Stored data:

/---

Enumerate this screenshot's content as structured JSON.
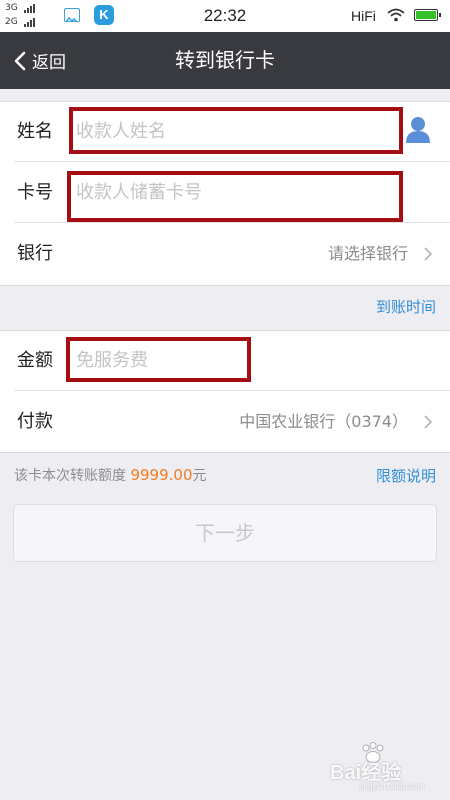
{
  "status_bar": {
    "signal_1": "3G",
    "signal_2": "2G",
    "time": "22:32",
    "hifi": "HiFi",
    "app_icon_letter": "K",
    "battery_level": 1.0
  },
  "nav": {
    "back_label": "返回",
    "title": "转到银行卡"
  },
  "form": {
    "name": {
      "label": "姓名",
      "placeholder": "收款人姓名",
      "value": ""
    },
    "card": {
      "label": "卡号",
      "placeholder": "收款人储蓄卡号",
      "value": ""
    },
    "bank": {
      "label": "银行",
      "value": "请选择银行"
    },
    "arrival_time_link": "到账时间",
    "amount": {
      "label": "金额",
      "placeholder": "免服务费",
      "value": ""
    },
    "payment": {
      "label": "付款",
      "value": "中国农业银行（0374）"
    }
  },
  "limit": {
    "prefix": "该卡本次转账额度",
    "amount": "9999.00",
    "suffix": "元",
    "link": "限额说明"
  },
  "next_button": "下一步",
  "watermark": {
    "text": "Bai经验",
    "sub": "jingyan.baidu.com"
  },
  "colors": {
    "nav_bg": "#393a3f",
    "highlight_box": "#a50d15",
    "link": "#2f8fd8",
    "amount_accent": "#f57b1f"
  },
  "icons": [
    "chevron-left-icon",
    "contact-icon",
    "chevron-right-icon",
    "wifi-icon",
    "battery-icon",
    "gallery-icon"
  ]
}
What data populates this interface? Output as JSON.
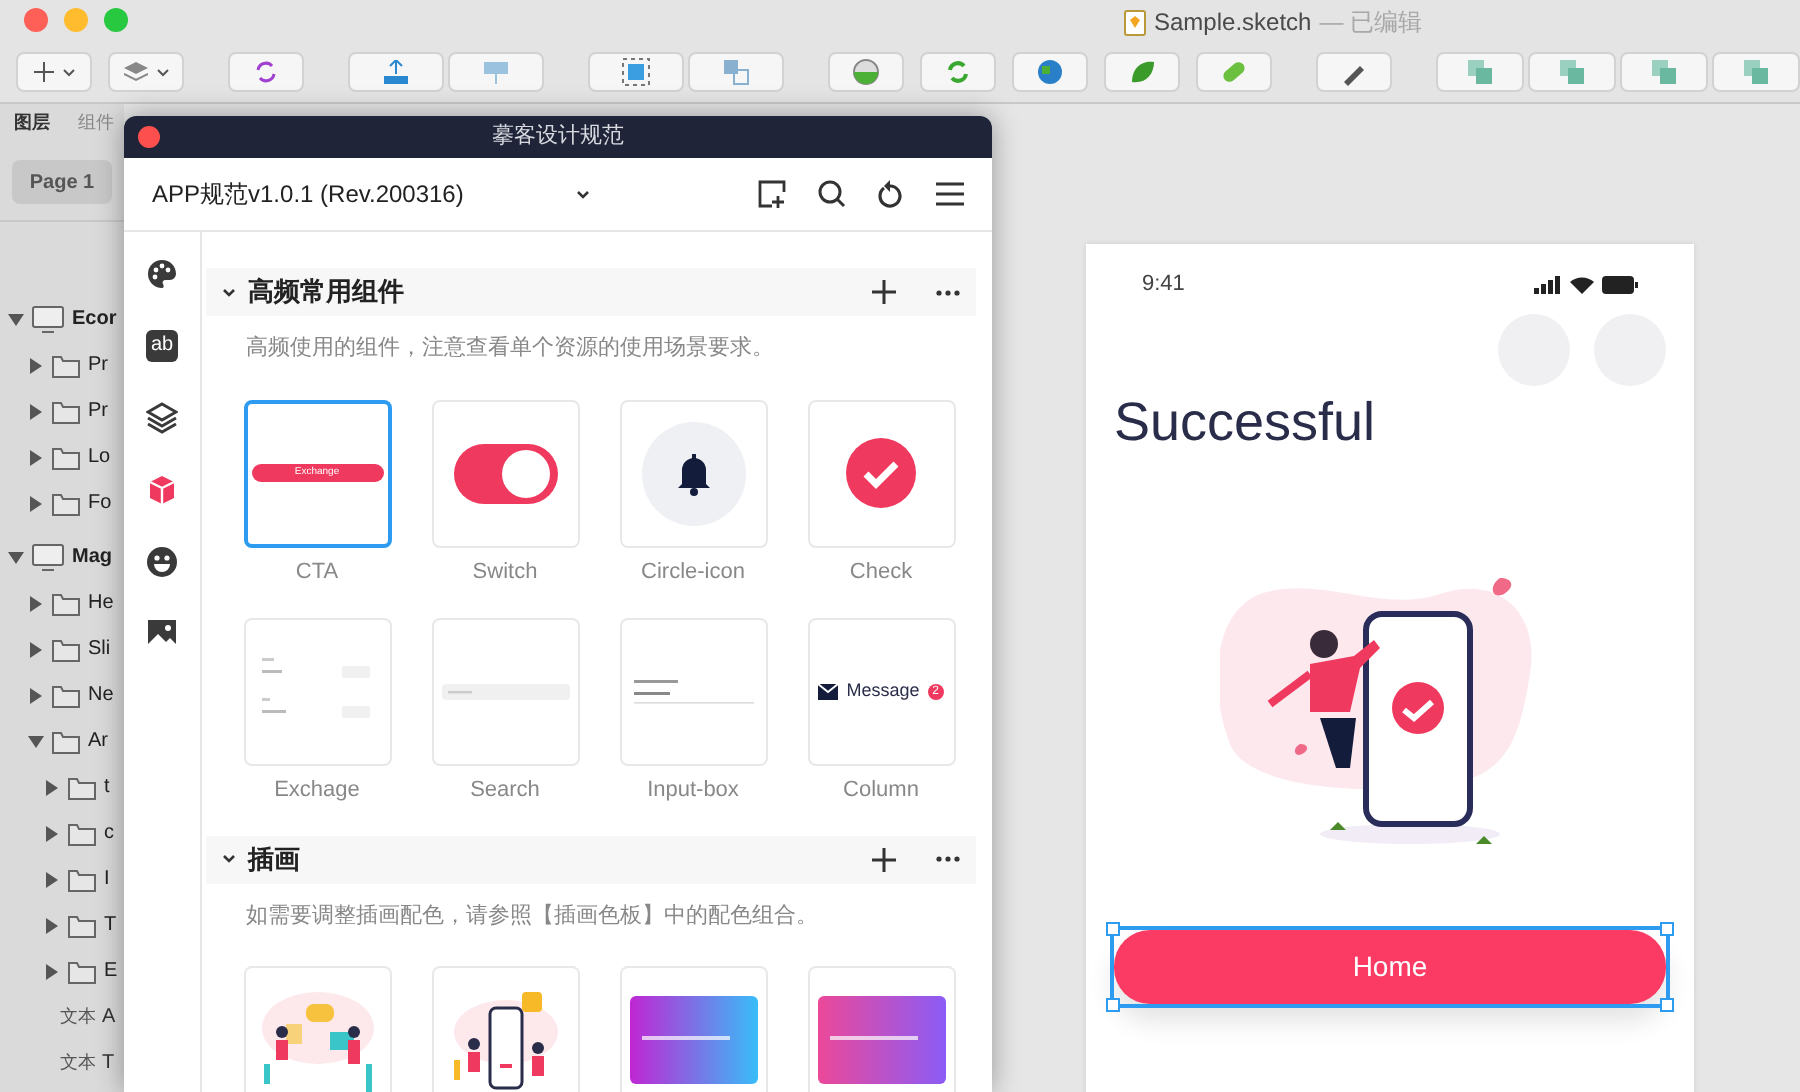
{
  "window": {
    "title": "Sample.sketch",
    "status": "— 已编辑"
  },
  "layers_panel": {
    "tabs": [
      {
        "label": "图层",
        "selected": true
      },
      {
        "label": "组件",
        "selected": false
      }
    ],
    "page": "Page 1",
    "tree": [
      {
        "kind": "artboard",
        "name": "Ecor",
        "expanded": true,
        "children": [
          {
            "kind": "folder",
            "name": "Pr",
            "expanded": false
          },
          {
            "kind": "folder",
            "name": "Pr",
            "expanded": false
          },
          {
            "kind": "folder",
            "name": "Lo",
            "expanded": false
          },
          {
            "kind": "folder",
            "name": "Fo",
            "expanded": false
          }
        ]
      },
      {
        "kind": "artboard",
        "name": "Mag",
        "expanded": true,
        "children": [
          {
            "kind": "folder",
            "name": "He",
            "expanded": false
          },
          {
            "kind": "folder",
            "name": "Sli",
            "expanded": false
          },
          {
            "kind": "folder",
            "name": "Ne",
            "expanded": false
          },
          {
            "kind": "folder",
            "name": "Ar",
            "expanded": true,
            "children": [
              {
                "kind": "folder",
                "name": "t",
                "expanded": false
              },
              {
                "kind": "folder",
                "name": "c",
                "expanded": false
              },
              {
                "kind": "folder",
                "name": "I",
                "expanded": false
              },
              {
                "kind": "folder",
                "name": "T",
                "expanded": false
              },
              {
                "kind": "folder",
                "name": "E",
                "expanded": false
              },
              {
                "kind": "text",
                "tag": "文本",
                "name": "A"
              },
              {
                "kind": "text",
                "tag": "文本",
                "name": "T"
              }
            ]
          }
        ]
      }
    ]
  },
  "plugin": {
    "title": "摹客设计规范",
    "library": "APP规范v1.0.1 (Rev.200316)",
    "rail": [
      {
        "kind": "palette",
        "selected": false
      },
      {
        "kind": "text",
        "label": "ab",
        "selected": false
      },
      {
        "kind": "layers",
        "selected": false
      },
      {
        "kind": "cube",
        "selected": true
      },
      {
        "kind": "smiley",
        "selected": false
      },
      {
        "kind": "image",
        "selected": false
      }
    ],
    "sections": [
      {
        "title": "高频常用组件",
        "expanded": true,
        "description": "高频使用的组件，注意查看单个资源的使用场景要求。",
        "items": [
          {
            "kind": "cta",
            "label": "CTA",
            "preview_text": "Exchange",
            "selected": true
          },
          {
            "kind": "switch",
            "label": "Switch",
            "selected": false
          },
          {
            "kind": "circle-icon",
            "label": "Circle-icon",
            "selected": false
          },
          {
            "kind": "check",
            "label": "Check",
            "selected": false
          },
          {
            "kind": "exchange",
            "label": "Exchage",
            "selected": false
          },
          {
            "kind": "search",
            "label": "Search",
            "selected": false
          },
          {
            "kind": "input",
            "label": "Input-box",
            "selected": false
          },
          {
            "kind": "column",
            "label": "Column",
            "preview_text": "Message",
            "badge": "2",
            "selected": false
          }
        ]
      },
      {
        "title": "插画",
        "expanded": true,
        "description": "如需要调整插画配色，请参照【插画色板】中的配色组合。",
        "items": [
          {
            "kind": "people",
            "selected": false
          },
          {
            "kind": "phone",
            "selected": false
          },
          {
            "kind": "card-blue",
            "selected": false
          },
          {
            "kind": "card-pink",
            "selected": false
          }
        ]
      }
    ]
  },
  "artboard": {
    "time": "9:41",
    "title": "Successful",
    "button": {
      "label": "Home",
      "selected": true
    }
  }
}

\---

Written request: Leave the pictures out, and transcribe each of the records exactly.

Expected answer:
Enumerate this screenshot's content as structured JSON.
{
  "status_bar": {
    "signal_1": "3G",
    "signal_2": "2G",
    "time": "22:32",
    "hifi": "HiFi",
    "app_icon_letter": "K",
    "battery_level": 1.0
  },
  "nav": {
    "back_label": "返回",
    "title": "转到银行卡"
  },
  "form": {
    "name": {
      "label": "姓名",
      "placeholder": "收款人姓名",
      "value": ""
    },
    "card": {
      "label": "卡号",
      "placeholder": "收款人储蓄卡号",
      "value": ""
    },
    "bank": {
      "label": "银行",
      "value": "请选择银行"
    },
    "arrival_time_link": "到账时间",
    "amount": {
      "label": "金额",
      "placeholder": "免服务费",
      "value": ""
    },
    "payment": {
      "label": "付款",
      "value": "中国农业银行（0374）"
    }
  },
  "limit": {
    "prefix": "该卡本次转账额度",
    "amount": "9999.00",
    "suffix": "元",
    "link": "限额说明"
  },
  "next_button": "下一步",
  "watermark": {
    "text": "Bai经验",
    "sub": "jingyan.baidu.com"
  },
  "colors": {
    "nav_bg": "#393a3f",
    "highlight_box": "#a50d15",
    "link": "#2f8fd8",
    "amount_accent": "#f57b1f"
  },
  "icons": [
    "chevron-left-icon",
    "contact-icon",
    "chevron-right-icon",
    "wifi-icon",
    "battery-icon",
    "gallery-icon"
  ]
}
What data populates this interface? Output as JSON.
{
  "window": {
    "title": "Sample.sketch",
    "status": "— 已编辑"
  },
  "layers_panel": {
    "tabs": [
      {
        "label": "图层",
        "selected": true
      },
      {
        "label": "组件",
        "selected": false
      }
    ],
    "page": "Page 1",
    "tree": [
      {
        "kind": "artboard",
        "name": "Ecor",
        "expanded": true,
        "children": [
          {
            "kind": "folder",
            "name": "Pr",
            "expanded": false
          },
          {
            "kind": "folder",
            "name": "Pr",
            "expanded": false
          },
          {
            "kind": "folder",
            "name": "Lo",
            "expanded": false
          },
          {
            "kind": "folder",
            "name": "Fo",
            "expanded": false
          }
        ]
      },
      {
        "kind": "artboard",
        "name": "Mag",
        "expanded": true,
        "children": [
          {
            "kind": "folder",
            "name": "He",
            "expanded": false
          },
          {
            "kind": "folder",
            "name": "Sli",
            "expanded": false
          },
          {
            "kind": "folder",
            "name": "Ne",
            "expanded": false
          },
          {
            "kind": "folder",
            "name": "Ar",
            "expanded": true,
            "children": [
              {
                "kind": "folder",
                "name": "t",
                "expanded": false
              },
              {
                "kind": "folder",
                "name": "c",
                "expanded": false
              },
              {
                "kind": "folder",
                "name": "I",
                "expanded": false
              },
              {
                "kind": "folder",
                "name": "T",
                "expanded": false
              },
              {
                "kind": "folder",
                "name": "E",
                "expanded": false
              },
              {
                "kind": "text",
                "tag": "文本",
                "name": "A"
              },
              {
                "kind": "text",
                "tag": "文本",
                "name": "T"
              }
            ]
          }
        ]
      }
    ]
  },
  "plugin": {
    "title": "摹客设计规范",
    "library": "APP规范v1.0.1 (Rev.200316)",
    "rail": [
      {
        "kind": "palette",
        "selected": false
      },
      {
        "kind": "text",
        "label": "ab",
        "selected": false
      },
      {
        "kind": "layers",
        "selected": false
      },
      {
        "kind": "cube",
        "selected": true
      },
      {
        "kind": "smiley",
        "selected": false
      },
      {
        "kind": "image",
        "selected": false
      }
    ],
    "sections": [
      {
        "title": "高频常用组件",
        "expanded": true,
        "description": "高频使用的组件，注意查看单个资源的使用场景要求。",
        "items": [
          {
            "kind": "cta",
            "label": "CTA",
            "preview_text": "Exchange",
            "selected": true
          },
          {
            "kind": "switch",
            "label": "Switch",
            "selected": false
          },
          {
            "kind": "circle-icon",
            "label": "Circle-icon",
            "selected": false
          },
          {
            "kind": "check",
            "label": "Check",
            "selected": false
          },
          {
            "kind": "exchange",
            "label": "Exchage",
            "selected": false
          },
          {
            "kind": "search",
            "label": "Search",
            "selected": false
          },
          {
            "kind": "input",
            "label": "Input-box",
            "selected": false
          },
          {
            "kind": "column",
            "label": "Column",
            "preview_text": "Message",
            "badge": "2",
            "selected": false
          }
        ]
      },
      {
        "title": "插画",
        "expanded": true,
        "description": "如需要调整插画配色，请参照【插画色板】中的配色组合。",
        "items": [
          {
            "kind": "people",
            "selected": false
          },
          {
            "kind": "phone",
            "selected": false
          },
          {
            "kind": "card-blue",
            "selected": false
          },
          {
            "kind": "card-pink",
            "selected": false
          }
        ]
      }
    ]
  },
  "artboard": {
    "time": "9:41",
    "title": "Successful",
    "button": {
      "label": "Home",
      "selected": true
    }
  }
}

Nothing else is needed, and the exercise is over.